Work to do | Across the listing below, how many lines hold "text"? Reply with the number by itself.

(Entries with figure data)
**********
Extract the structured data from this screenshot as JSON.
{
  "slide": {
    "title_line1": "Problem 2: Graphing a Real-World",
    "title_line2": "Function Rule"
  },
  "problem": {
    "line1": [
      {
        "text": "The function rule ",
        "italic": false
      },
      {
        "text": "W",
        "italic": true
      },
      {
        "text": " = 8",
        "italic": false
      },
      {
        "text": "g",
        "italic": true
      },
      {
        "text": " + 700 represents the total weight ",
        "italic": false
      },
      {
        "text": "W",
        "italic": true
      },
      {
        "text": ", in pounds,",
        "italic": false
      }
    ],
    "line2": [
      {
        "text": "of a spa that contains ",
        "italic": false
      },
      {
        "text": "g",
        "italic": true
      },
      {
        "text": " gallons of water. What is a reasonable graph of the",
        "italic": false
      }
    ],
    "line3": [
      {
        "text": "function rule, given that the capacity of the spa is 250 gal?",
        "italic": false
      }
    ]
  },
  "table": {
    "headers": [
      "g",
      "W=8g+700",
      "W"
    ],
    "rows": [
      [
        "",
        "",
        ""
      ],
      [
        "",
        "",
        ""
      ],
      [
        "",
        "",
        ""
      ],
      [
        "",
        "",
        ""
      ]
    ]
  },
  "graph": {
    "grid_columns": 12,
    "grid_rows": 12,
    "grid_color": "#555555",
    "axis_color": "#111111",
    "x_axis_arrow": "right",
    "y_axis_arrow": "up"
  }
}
**********
Solution for this problem | 11